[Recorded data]
↓
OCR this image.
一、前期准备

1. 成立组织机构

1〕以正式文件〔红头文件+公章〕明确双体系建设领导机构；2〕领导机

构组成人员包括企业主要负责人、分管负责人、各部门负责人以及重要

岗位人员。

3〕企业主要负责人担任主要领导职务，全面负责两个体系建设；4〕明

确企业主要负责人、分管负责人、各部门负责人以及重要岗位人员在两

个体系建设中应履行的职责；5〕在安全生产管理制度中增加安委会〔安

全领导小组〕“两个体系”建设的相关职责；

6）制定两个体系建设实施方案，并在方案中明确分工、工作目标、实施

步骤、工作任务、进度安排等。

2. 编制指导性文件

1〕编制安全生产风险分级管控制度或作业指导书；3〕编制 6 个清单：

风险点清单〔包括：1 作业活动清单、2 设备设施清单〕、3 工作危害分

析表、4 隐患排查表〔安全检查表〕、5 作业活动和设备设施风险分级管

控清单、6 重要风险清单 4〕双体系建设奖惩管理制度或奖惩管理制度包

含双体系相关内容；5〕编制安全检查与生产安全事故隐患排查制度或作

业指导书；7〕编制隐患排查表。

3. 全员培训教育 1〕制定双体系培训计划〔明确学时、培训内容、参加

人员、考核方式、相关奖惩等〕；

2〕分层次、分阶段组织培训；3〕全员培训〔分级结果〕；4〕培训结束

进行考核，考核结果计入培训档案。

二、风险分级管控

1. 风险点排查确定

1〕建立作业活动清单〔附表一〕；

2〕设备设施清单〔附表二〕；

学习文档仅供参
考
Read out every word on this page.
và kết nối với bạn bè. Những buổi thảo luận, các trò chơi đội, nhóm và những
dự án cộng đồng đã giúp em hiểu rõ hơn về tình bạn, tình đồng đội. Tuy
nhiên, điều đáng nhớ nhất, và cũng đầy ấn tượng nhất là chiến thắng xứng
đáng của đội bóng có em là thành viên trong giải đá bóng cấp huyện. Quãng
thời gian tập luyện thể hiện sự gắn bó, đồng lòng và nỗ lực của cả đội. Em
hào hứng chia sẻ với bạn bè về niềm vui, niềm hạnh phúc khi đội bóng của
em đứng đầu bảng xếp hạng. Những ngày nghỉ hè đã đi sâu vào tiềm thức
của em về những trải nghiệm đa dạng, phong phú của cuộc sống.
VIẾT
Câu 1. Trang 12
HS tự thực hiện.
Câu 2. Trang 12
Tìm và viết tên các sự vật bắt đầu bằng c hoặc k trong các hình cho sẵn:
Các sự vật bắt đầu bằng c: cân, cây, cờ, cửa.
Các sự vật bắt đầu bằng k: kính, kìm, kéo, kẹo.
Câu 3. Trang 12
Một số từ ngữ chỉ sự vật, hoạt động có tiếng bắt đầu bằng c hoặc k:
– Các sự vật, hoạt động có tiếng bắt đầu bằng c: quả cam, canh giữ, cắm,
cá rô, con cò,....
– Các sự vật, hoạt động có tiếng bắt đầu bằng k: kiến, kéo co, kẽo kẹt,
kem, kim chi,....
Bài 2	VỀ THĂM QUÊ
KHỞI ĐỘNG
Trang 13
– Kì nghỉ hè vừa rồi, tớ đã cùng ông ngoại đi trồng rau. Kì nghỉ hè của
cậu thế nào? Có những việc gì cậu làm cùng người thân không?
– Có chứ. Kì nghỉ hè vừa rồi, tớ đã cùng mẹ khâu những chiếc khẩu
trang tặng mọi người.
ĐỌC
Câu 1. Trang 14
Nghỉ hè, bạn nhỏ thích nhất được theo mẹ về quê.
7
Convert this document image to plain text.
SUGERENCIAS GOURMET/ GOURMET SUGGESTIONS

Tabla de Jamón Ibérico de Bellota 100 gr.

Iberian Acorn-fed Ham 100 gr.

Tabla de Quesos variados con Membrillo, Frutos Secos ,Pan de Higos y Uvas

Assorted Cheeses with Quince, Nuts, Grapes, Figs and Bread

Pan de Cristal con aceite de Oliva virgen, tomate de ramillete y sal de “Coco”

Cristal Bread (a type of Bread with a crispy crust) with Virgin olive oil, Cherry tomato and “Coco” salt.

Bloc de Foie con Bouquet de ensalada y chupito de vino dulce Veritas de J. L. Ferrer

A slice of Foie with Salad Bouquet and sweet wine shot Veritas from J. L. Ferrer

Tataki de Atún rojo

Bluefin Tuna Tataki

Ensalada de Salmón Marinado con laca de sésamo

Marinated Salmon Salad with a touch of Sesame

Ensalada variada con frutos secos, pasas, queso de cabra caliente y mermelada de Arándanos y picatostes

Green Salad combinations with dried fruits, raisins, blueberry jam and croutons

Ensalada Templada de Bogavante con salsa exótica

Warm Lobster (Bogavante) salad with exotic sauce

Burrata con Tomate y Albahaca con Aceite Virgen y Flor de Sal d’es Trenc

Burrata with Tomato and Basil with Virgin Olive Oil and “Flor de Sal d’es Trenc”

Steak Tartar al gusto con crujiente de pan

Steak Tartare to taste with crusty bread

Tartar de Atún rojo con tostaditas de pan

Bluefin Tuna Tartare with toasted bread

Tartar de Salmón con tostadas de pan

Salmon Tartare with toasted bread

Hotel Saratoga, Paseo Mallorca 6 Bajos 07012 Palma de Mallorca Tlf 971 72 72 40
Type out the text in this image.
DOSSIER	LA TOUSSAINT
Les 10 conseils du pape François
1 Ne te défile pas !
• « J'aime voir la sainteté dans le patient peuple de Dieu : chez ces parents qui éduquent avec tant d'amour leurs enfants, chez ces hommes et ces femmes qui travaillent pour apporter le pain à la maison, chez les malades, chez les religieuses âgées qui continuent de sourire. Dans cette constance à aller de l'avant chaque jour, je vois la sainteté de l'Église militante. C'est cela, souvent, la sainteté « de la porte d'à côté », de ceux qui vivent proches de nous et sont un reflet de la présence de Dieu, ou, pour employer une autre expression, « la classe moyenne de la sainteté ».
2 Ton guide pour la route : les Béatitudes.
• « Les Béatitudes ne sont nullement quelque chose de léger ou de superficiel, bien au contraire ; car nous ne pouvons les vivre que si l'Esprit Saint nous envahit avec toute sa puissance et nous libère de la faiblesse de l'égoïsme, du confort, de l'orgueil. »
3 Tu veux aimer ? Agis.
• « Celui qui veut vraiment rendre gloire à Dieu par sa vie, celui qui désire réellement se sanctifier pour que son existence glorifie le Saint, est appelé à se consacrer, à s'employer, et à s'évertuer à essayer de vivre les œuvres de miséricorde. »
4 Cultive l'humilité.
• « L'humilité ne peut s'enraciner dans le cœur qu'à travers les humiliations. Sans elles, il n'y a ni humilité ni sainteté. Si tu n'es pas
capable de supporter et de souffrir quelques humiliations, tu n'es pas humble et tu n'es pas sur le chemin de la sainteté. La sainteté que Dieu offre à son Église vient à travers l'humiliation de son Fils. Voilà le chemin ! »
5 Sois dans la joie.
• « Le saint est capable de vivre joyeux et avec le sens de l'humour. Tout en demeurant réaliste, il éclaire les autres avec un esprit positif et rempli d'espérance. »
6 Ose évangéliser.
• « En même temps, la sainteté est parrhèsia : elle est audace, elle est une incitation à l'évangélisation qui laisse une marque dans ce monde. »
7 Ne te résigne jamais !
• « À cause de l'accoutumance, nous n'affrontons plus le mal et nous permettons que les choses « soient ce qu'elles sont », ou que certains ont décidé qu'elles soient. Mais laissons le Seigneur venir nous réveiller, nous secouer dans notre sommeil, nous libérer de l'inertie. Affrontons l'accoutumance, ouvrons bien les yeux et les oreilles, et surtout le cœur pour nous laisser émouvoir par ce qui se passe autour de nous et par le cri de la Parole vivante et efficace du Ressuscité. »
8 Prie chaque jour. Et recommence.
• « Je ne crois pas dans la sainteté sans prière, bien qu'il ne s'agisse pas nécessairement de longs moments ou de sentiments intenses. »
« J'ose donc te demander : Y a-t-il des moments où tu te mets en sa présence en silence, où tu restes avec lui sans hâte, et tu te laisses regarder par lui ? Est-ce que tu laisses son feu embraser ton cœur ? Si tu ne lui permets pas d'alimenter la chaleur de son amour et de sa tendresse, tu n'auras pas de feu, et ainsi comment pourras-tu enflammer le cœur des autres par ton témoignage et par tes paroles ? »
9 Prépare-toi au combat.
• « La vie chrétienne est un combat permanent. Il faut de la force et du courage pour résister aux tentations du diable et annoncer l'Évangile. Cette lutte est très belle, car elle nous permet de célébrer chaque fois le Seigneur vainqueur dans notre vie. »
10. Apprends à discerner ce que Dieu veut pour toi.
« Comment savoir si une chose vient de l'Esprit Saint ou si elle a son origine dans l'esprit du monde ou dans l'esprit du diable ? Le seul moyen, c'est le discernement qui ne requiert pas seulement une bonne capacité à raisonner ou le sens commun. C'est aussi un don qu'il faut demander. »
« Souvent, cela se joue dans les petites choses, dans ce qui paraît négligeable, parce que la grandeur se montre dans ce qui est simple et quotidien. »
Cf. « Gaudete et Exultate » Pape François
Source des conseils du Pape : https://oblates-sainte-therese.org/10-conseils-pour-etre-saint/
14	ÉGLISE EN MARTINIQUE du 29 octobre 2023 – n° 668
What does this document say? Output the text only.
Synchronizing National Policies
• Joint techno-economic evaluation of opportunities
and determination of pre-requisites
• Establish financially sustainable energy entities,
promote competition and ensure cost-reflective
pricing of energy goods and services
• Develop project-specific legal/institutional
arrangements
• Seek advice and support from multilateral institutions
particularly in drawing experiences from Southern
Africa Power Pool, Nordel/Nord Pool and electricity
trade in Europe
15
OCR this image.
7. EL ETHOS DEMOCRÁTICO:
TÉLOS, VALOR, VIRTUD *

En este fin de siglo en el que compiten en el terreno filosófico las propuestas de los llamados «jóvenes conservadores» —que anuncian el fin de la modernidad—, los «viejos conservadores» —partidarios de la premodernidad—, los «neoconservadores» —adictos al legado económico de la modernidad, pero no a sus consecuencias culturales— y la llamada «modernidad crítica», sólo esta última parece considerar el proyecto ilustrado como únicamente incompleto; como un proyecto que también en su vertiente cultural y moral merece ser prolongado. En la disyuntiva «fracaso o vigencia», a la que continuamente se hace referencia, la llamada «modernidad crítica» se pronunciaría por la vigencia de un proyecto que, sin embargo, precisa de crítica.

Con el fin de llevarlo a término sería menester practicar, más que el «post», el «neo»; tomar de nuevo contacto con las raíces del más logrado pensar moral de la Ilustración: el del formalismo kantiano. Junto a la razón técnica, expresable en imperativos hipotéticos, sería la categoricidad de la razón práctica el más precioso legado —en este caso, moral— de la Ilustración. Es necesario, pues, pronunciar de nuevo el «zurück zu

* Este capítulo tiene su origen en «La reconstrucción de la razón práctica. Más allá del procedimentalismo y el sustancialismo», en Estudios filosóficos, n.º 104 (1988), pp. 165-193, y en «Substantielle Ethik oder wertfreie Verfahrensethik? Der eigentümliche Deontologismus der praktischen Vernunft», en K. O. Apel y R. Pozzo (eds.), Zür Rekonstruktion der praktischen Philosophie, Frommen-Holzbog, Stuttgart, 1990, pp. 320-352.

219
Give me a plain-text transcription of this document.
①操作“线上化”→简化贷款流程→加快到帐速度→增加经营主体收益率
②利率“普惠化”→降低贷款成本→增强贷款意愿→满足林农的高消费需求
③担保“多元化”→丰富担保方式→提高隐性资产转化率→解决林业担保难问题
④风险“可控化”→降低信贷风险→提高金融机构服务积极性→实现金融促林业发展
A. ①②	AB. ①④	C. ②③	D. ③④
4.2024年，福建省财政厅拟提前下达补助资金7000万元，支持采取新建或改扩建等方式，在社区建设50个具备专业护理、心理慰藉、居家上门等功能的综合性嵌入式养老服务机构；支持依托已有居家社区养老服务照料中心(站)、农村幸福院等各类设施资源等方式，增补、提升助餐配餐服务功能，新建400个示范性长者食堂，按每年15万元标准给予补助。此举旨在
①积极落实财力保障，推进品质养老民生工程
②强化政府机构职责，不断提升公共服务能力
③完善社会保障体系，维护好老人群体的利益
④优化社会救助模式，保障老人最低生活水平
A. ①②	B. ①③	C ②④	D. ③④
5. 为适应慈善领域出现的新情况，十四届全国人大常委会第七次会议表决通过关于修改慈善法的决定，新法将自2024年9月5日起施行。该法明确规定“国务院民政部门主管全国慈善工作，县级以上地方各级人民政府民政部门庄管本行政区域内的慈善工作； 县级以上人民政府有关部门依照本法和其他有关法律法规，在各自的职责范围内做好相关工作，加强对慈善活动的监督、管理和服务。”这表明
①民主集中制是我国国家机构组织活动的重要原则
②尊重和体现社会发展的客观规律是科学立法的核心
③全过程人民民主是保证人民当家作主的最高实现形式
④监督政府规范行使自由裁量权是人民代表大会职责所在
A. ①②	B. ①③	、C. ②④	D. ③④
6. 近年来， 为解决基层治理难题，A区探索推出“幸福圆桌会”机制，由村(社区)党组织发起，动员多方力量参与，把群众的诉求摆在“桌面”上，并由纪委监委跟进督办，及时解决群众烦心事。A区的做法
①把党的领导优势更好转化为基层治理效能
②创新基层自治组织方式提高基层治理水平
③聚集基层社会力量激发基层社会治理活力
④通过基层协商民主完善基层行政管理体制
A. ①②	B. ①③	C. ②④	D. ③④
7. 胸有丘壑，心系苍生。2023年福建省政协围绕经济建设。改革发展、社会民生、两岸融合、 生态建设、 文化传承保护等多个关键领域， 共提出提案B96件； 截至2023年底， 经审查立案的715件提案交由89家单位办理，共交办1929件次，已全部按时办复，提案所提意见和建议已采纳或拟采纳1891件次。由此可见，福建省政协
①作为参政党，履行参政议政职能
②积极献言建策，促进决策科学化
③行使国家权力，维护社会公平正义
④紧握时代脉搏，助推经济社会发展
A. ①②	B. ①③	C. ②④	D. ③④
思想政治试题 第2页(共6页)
↑
== Stated problem ==
Only the lines from the one holding "Give me a plain-text" through the end of the listing should be given again, exactly and with both ends included.

== The answer ==
Give me a plain-text transcription of this document.
①操作“线上化”→简化贷款流程→加快到帐速度→增加经营主体收益率
②利率“普惠化”→降低贷款成本→增强贷款意愿→满足林农的高消费需求
③担保“多元化”→丰富担保方式→提高隐性资产转化率→解决林业担保难问题
④风险“可控化”→降低信贷风险→提高金融机构服务积极性→实现金融促林业发展
A. ①②	AB. ①④	C. ②③	D. ③④
4.2024年，福建省财政厅拟提前下达补助资金7000万元，支持采取新建或改扩建等方式，在社区建设50个具备专业护理、心理慰藉、居家上门等功能的综合性嵌入式养老服务机构；支持依托已有居家社区养老服务照料中心(站)、农村幸福院等各类设施资源等方式，增补、提升助餐配餐服务功能，新建400个示范性长者食堂，按每年15万元标准给予补助。此举旨在
①积极落实财力保障，推进品质养老民生工程
②强化政府机构职责，不断提升公共服务能力
③完善社会保障体系，维护好老人群体的利益
④优化社会救助模式，保障老人最低生活水平
A. ①②	B. ①③	C ②④	D. ③④
5. 为适应慈善领域出现的新情况，十四届全国人大常委会第七次会议表决通过关于修改慈善法的决定，新法将自2024年9月5日起施行。该法明确规定“国务院民政部门主管全国慈善工作，县级以上地方各级人民政府民政部门庄管本行政区域内的慈善工作； 县级以上人民政府有关部门依照本法和其他有关法律法规，在各自的职责范围内做好相关工作，加强对慈善活动的监督、管理和服务。”这表明
①民主集中制是我国国家机构组织活动的重要原则
②尊重和体现社会发展的客观规律是科学立法的核心
③全过程人民民主是保证人民当家作主的最高实现形式
④监督政府规范行使自由裁量权是人民代表大会职责所在
A. ①②	B. ①③	、C. ②④	D. ③④
6. 近年来， 为解决基层治理难题，A区探索推出“幸福圆桌会”机制，由村(社区)党组织发起，动员多方力量参与，把群众的诉求摆在“桌面”上，并由纪委监委跟进督办，及时解决群众烦心事。A区的做法
①把党的领导优势更好转化为基层治理效能
②创新基层自治组织方式提高基层治理水平
③聚集基层社会力量激发基层社会治理活力
④通过基层协商民主完善基层行政管理体制
A. ①②	B. ①③	C. ②④	D. ③④
7. 胸有丘壑，心系苍生。2023年福建省政协围绕经济建设。改革发展、社会民生、两岸融合、 生态建设、 文化传承保护等多个关键领域， 共提出提案B96件； 截至2023年底， 经审查立案的715件提案交由89家单位办理，共交办1929件次，已全部按时办复，提案所提意见和建议已采纳或拟采纳1891件次。由此可见，福建省政协
①作为参政党，履行参政议政职能
②积极献言建策，促进决策科学化
③行使国家权力，维护社会公平正义
④紧握时代脉搏，助推经济社会发展
A. ①②	B. ①③	C. ②④	D. ③④
思想政治试题 第2页(共6页)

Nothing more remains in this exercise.